• _WRITTEN REQUEST_
Repeat every entry word for word, skipping the pictures.

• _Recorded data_
■ ■ ■ ■ ■

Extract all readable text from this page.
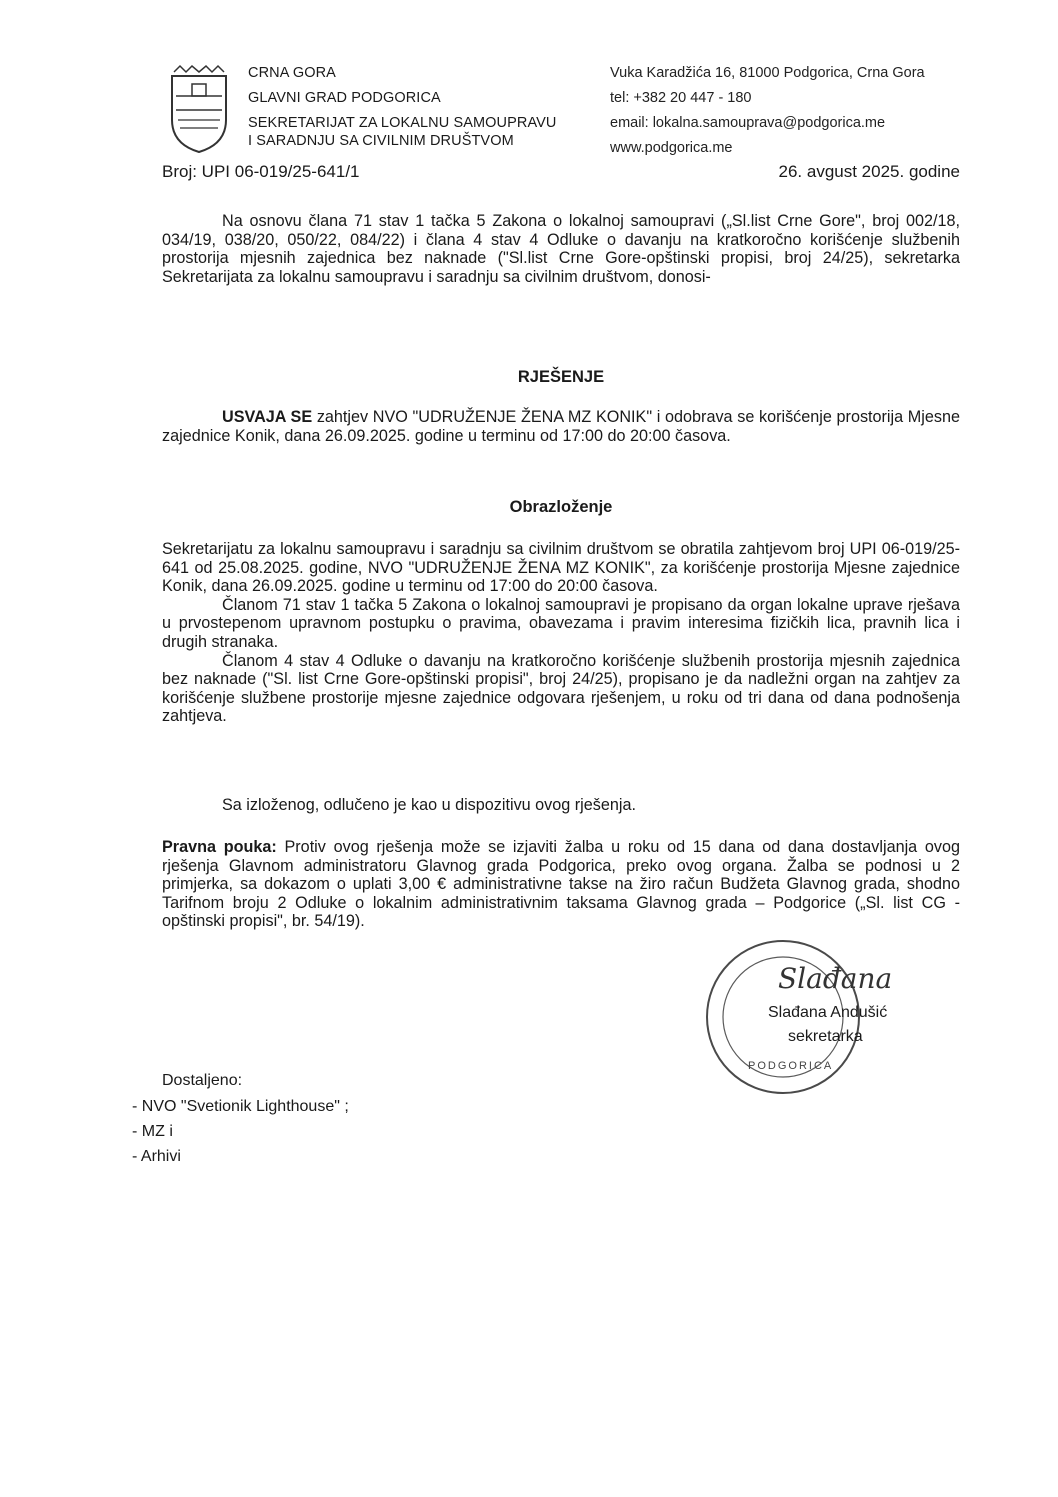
CRNA GORA
GLAVNI GRAD PODGORICA
SEKRETARIJAT ZA LOKALNU SAMOUPRAVU
I SARADNJU SA CIVILNIM DRUŠTVOM
Vuka Karadžića 16, 81000 Podgorica, Crna Gora
tel: +382 20 447 - 180
email: lokalna.samouprava@podgorica.me
www.podgorica.me
Broj: UPI 06-019/25-641/1	26. avgust 2025. godine

Na osnovu člana 71 stav 1 tačka 5 Zakona o lokalnoj samoupravi („Sl.list Crne Gore", broj 002/18, 034/19, 038/20, 050/22, 084/22) i člana 4 stav 4 Odluke o davanju na kratkoročno korišćenje službenih prostorija mjesnih zajednica bez naknade ("Sl.list Crne Gore-opštinski propisi, broj 24/25), sekretarka Sekretarijata za lokalnu samoupravu i saradnju sa civilnim društvom, donosi-

RJEŠENJE

USVAJA SE zahtjev NVO "UDRUŽENJE ŽENA MZ KONIK" i odobrava se korišćenje prostorija Mjesne zajednice Konik, dana 26.09.2025. godine u terminu od 17:00 do 20:00 časova.

Obrazloženje

Sekretarijatu za lokalnu samoupravu i saradnju sa civilnim društvom se obratila zahtjevom broj UPI 06-019/25-641 od 25.08.2025. godine, NVO "UDRUŽENJE ŽENA MZ KONIK", za korišćenje prostorija Mjesne zajednice Konik, dana 26.09.2025. godine u terminu od 17:00 do 20:00 časova.

Članom 71 stav 1 tačka 5 Zakona o lokalnoj samoupravi je propisano da organ lokalne uprave rješava u prvostepenom upravnom postupku o pravima, obavezama i pravim interesima fizičkih lica, pravnih lica i drugih stranaka.

Članom 4 stav 4 Odluke o davanju na kratkoročno korišćenje službenih prostorija mjesnih zajednica bez naknade ("Sl. list Crne Gore-opštinski propisi", broj 24/25), propisano je da nadležni organ na zahtjev za korišćenje službene prostorije mjesne zajednice odgovara rješenjem, u roku od tri dana od dana podnošenja zahtjeva.

Sa izloženog, odlučeno je kao u dispozitivu ovog rješenja.

Pravna pouka: Protiv ovog rješenja može se izjaviti žalba u roku od 15 dana od dana dostavljanja ovog rješenja Glavnom administratoru Glavnog grada Podgorica, preko ovog organa. Žalba se podnosi u 2 primjerka, sa dokazom o uplati 3,00 € administrativne takse na žiro račun Budžeta Glavnog grada, shodno Tarifnom broju 2 Odluke o lokalnim administrativnim taksama Glavnog grada – Podgorice („Sl. list CG - opštinski propisi", br. 54/19).

PODGORICA
Slađana
Slađana Andušić
sekretarka
Dostaljeno:
- NVO "Svetionik Lighthouse" ;
- MZ i
- Arhivi
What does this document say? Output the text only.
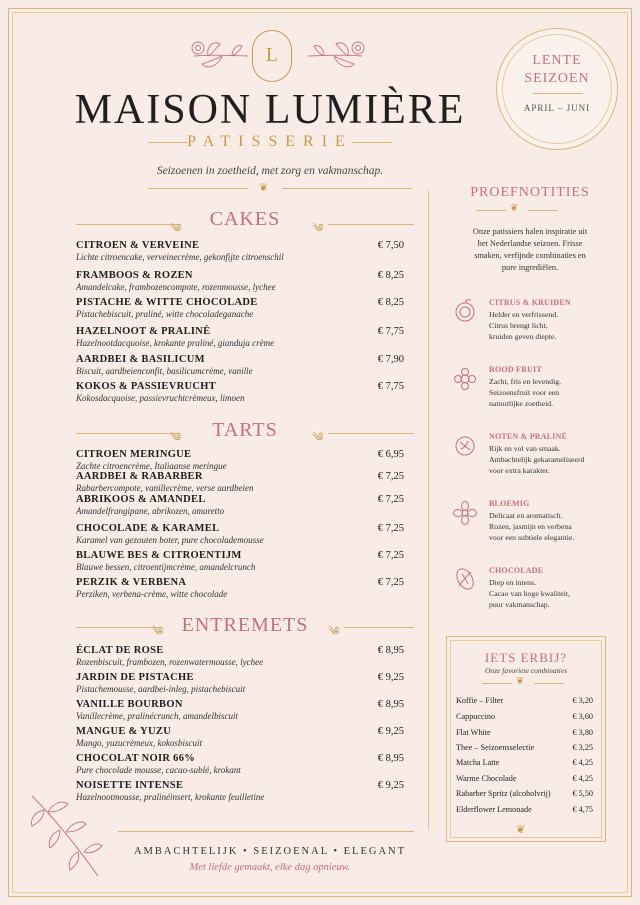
L
MAISON LUMIÈRE
PATISSERIE
Seizoenen in zoetheid, met zorg en vakmanschap.
❦
LENTE
SEIZOEN
APRIL – JUNI
༄	CAKES	༄
CITROEN & VERVEINE
Lichte citroencake, verveinecrème, gekonfijte citroenschil
€ 7,50
FRAMBOOS & ROZEN
Amandelcake, frambozencompote, rozenmousse, lychee
€ 8,25
PISTACHE & WITTE CHOCOLADE
Pistachebiscuit, praliné, witte chocoladeganache
€ 8,25
HAZELNOOT & PRALINÉ
Hazelnootdacquoise, krokante praliné, gianduja crème
€ 7,75
AARDBEI & BASILICUM
Biscuit, aardbeienconfit, basilicumcrème, vanille
€ 7,90
KOKOS & PASSIEVRUCHT
Kokosdacquoise, passievruchtcrèmeux, limoen
€ 7,75
༄	TARTS	༄
CITROEN MERINGUE
Zachte citroencrème, Italiaanse meringue
€ 6,95
AARDBEI & RABARBER
Rabarbercompote, vanillecrème, verse aardbeien
€ 7,25
ABRIKOOS & AMANDEL
Amandelfrangipane, abrikozen, amaretto
€ 7,25
CHOCOLADE & KARAMEL
Karamel van gezouten boter, pure chocolademousse
€ 7,25
BLAUWE BES & CITROENTIJM
Blauwe bessen, citroentijmcrème, amandelcrunch
€ 7,25
PERZIK & VERBENA
Perziken, verbena-crème, witte chocolade
€ 7,25
༄ ENTREMETS	༄
ÉCLAT DE ROSE
Rozenbiscuit, frambozen, rozenwatermousse, lychee
€ 8,95
JARDIN DE PISTACHE
Pistachemousse, aardbei-inleg, pistachebiscuit
€ 9,25
VANILLE BOURBON
Vanillecrème, pralinécrunch, amandelbiscuit
€ 8,95
MANGUE & YUZU
Mango, yuzucrèmeux, kokosbiscuit
€ 9,25
CHOCOLAT NOIR 66%
Pure chocolade mousse, cacao-sablé, krokant
€ 8,95
NOISETTE INTENSE
Hazelnootmousse, pralinéinsert, krokante feuilletine
€ 9,25
AMBACHTELIJK • SEIZOENAL • ELEGANT
Met liefde gemaakt, elke dag opnieuw.
PROEFNOTITIES
❦
Onze patissiers halen inspiratie uit
het Nederlandse seizoen. Frisse
smaken, verfijnde combinaties en
pure ingrediëlen.
CITRUS & KRUIDEN
Helder en verfrissend.
Citrus brengt licht,
kruiden geven diepte.
ROOD FRUIT
Zacht, fris en levendig.
Seizoensfruit voor een
natuurlijke zoetheid.
NOTEN & PRALINÉ
Rijk en vol van smaak.
Ambachtelijk gekarameliseerd
voor extra karakter.
BLOEMIG
Delicaat en aromatisch.
Rozen, jasmijn en verbena
voor een subtiele elegantie.
CHOCOLADE
Diep en intens.
Cacao van hoge kwaliteit,
puur vakmanschap.
IETS ERBIJ?
Onze favoriete combinaties
❦
Koffie – Filter	€ 3,20
Cappuccino	€ 3,60
Flat White	€ 3,80
Thee – Seizoensselectie	€ 3,25
Matcha Latte	€ 4,25
Warme Chocolade	€ 4,25
Rabarber Spritz (alcoholvrij)	€ 5,50
Elderflower Lemonade	€ 4,75
❦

■ ■ ■ ■ ■

• _FINISHED TASK_
Extract all readable text from this page.
CRNA GORA
GLAVNI GRAD PODGORICA
SEKRETARIJAT ZA LOKALNU SAMOUPRAVU
I SARADNJU SA CIVILNIM DRUŠTVOM
Vuka Karadžića 16, 81000 Podgorica, Crna Gora
tel: +382 20 447 - 180
email: lokalna.samouprava@podgorica.me
www.podgorica.me
Broj: UPI 06-019/25-641/1	26. avgust 2025. godine

Na osnovu člana 71 stav 1 tačka 5 Zakona o lokalnoj samoupravi („Sl.list Crne Gore", broj 002/18, 034/19, 038/20, 050/22, 084/22) i člana 4 stav 4 Odluke o davanju na kratkoročno korišćenje službenih prostorija mjesnih zajednica bez naknade ("Sl.list Crne Gore-opštinski propisi, broj 24/25), sekretarka Sekretarijata za lokalnu samoupravu i saradnju sa civilnim društvom, donosi-

RJEŠENJE

USVAJA SE zahtjev NVO "UDRUŽENJE ŽENA MZ KONIK" i odobrava se korišćenje prostorija Mjesne zajednice Konik, dana 26.09.2025. godine u terminu od 17:00 do 20:00 časova.

Obrazloženje

Sekretarijatu za lokalnu samoupravu i saradnju sa civilnim društvom se obratila zahtjevom broj UPI 06-019/25-641 od 25.08.2025. godine, NVO "UDRUŽENJE ŽENA MZ KONIK", za korišćenje prostorija Mjesne zajednice Konik, dana 26.09.2025. godine u terminu od 17:00 do 20:00 časova.

Članom 71 stav 1 tačka 5 Zakona o lokalnoj samoupravi je propisano da organ lokalne uprave rješava u prvostepenom upravnom postupku o pravima, obavezama i pravim interesima fizičkih lica, pravnih lica i drugih stranaka.

Članom 4 stav 4 Odluke o davanju na kratkoročno korišćenje službenih prostorija mjesnih zajednica bez naknade ("Sl. list Crne Gore-opštinski propisi", broj 24/25), propisano je da nadležni organ na zahtjev za korišćenje službene prostorije mjesne zajednice odgovara rješenjem, u roku od tri dana od dana podnošenja zahtjeva.

Sa izloženog, odlučeno je kao u dispozitivu ovog rješenja.

Pravna pouka: Protiv ovog rješenja može se izjaviti žalba u roku od 15 dana od dana dostavljanja ovog rješenja Glavnom administratoru Glavnog grada Podgorica, preko ovog organa. Žalba se podnosi u 2 primjerka, sa dokazom o uplati 3,00 € administrativne takse na žiro račun Budžeta Glavnog grada, shodno Tarifnom broju 2 Odluke o lokalnim administrativnim taksama Glavnog grada – Podgorice („Sl. list CG - opštinski propisi", br. 54/19).

PODGORICA
Slađana
Slađana Andušić
sekretarka
Dostaljeno:
- NVO "Svetionik Lighthouse" ;
- MZ i
- Arhivi
What does this document say? Output the text only.
L
MAISON LUMIÈRE
PATISSERIE
Seizoenen in zoetheid, met zorg en vakmanschap.
❦
LENTE
SEIZOEN
APRIL – JUNI
༄	CAKES	༄
CITROEN & VERVEINE
Lichte citroencake, verveinecrème, gekonfijte citroenschil
€ 7,50
FRAMBOOS & ROZEN
Amandelcake, frambozencompote, rozenmousse, lychee
€ 8,25
PISTACHE & WITTE CHOCOLADE
Pistachebiscuit, praliné, witte chocoladeganache
€ 8,25
HAZELNOOT & PRALINÉ
Hazelnootdacquoise, krokante praliné, gianduja crème
€ 7,75
AARDBEI & BASILICUM
Biscuit, aardbeienconfit, basilicumcrème, vanille
€ 7,90
KOKOS & PASSIEVRUCHT
Kokosdacquoise, passievruchtcrèmeux, limoen
€ 7,75
༄	TARTS	༄
CITROEN MERINGUE
Zachte citroencrème, Italiaanse meringue
€ 6,95
AARDBEI & RABARBER
Rabarbercompote, vanillecrème, verse aardbeien
€ 7,25
ABRIKOOS & AMANDEL
Amandelfrangipane, abrikozen, amaretto
€ 7,25
CHOCOLADE & KARAMEL
Karamel van gezouten boter, pure chocolademousse
€ 7,25
BLAUWE BES & CITROENTIJM
Blauwe bessen, citroentijmcrème, amandelcrunch
€ 7,25
PERZIK & VERBENA
Perziken, verbena-crème, witte chocolade
€ 7,25
༄ ENTREMETS	༄
ÉCLAT DE ROSE
Rozenbiscuit, frambozen, rozenwatermousse, lychee
€ 8,95
JARDIN DE PISTACHE
Pistachemousse, aardbei-inleg, pistachebiscuit
€ 9,25
VANILLE BOURBON
Vanillecrème, pralinécrunch, amandelbiscuit
€ 8,95
MANGUE & YUZU
Mango, yuzucrèmeux, kokosbiscuit
€ 9,25
CHOCOLAT NOIR 66%
Pure chocolade mousse, cacao-sablé, krokant
€ 8,95
NOISETTE INTENSE
Hazelnootmousse, pralinéinsert, krokante feuilletine
€ 9,25
AMBACHTELIJK • SEIZOENAL • ELEGANT
Met liefde gemaakt, elke dag opnieuw.
PROEFNOTITIES
❦
Onze patissiers halen inspiratie uit
het Nederlandse seizoen. Frisse
smaken, verfijnde combinaties en
pure ingrediëlen.
CITRUS & KRUIDEN
Helder en verfrissend.
Citrus brengt licht,
kruiden geven diepte.
ROOD FRUIT
Zacht, fris en levendig.
Seizoensfruit voor een
natuurlijke zoetheid.
NOTEN & PRALINÉ
Rijk en vol van smaak.
Ambachtelijk gekarameliseerd
voor extra karakter.
BLOEMIG
Delicaat en aromatisch.
Rozen, jasmijn en verbena
voor een subtiele elegantie.
CHOCOLADE
Diep en intens.
Cacao van hoge kwaliteit,
puur vakmanschap.
IETS ERBIJ?
Onze favoriete combinaties
❦
Koffie – Filter	€ 3,20
Cappuccino	€ 3,60
Flat White	€ 3,80
Thee – Seizoensselectie	€ 3,25
Matcha Latte	€ 4,25
Warme Chocolade	€ 4,25
Rabarber Spritz (alcoholvrij)	€ 5,50
Elderflower Lemonade	€ 4,75
❦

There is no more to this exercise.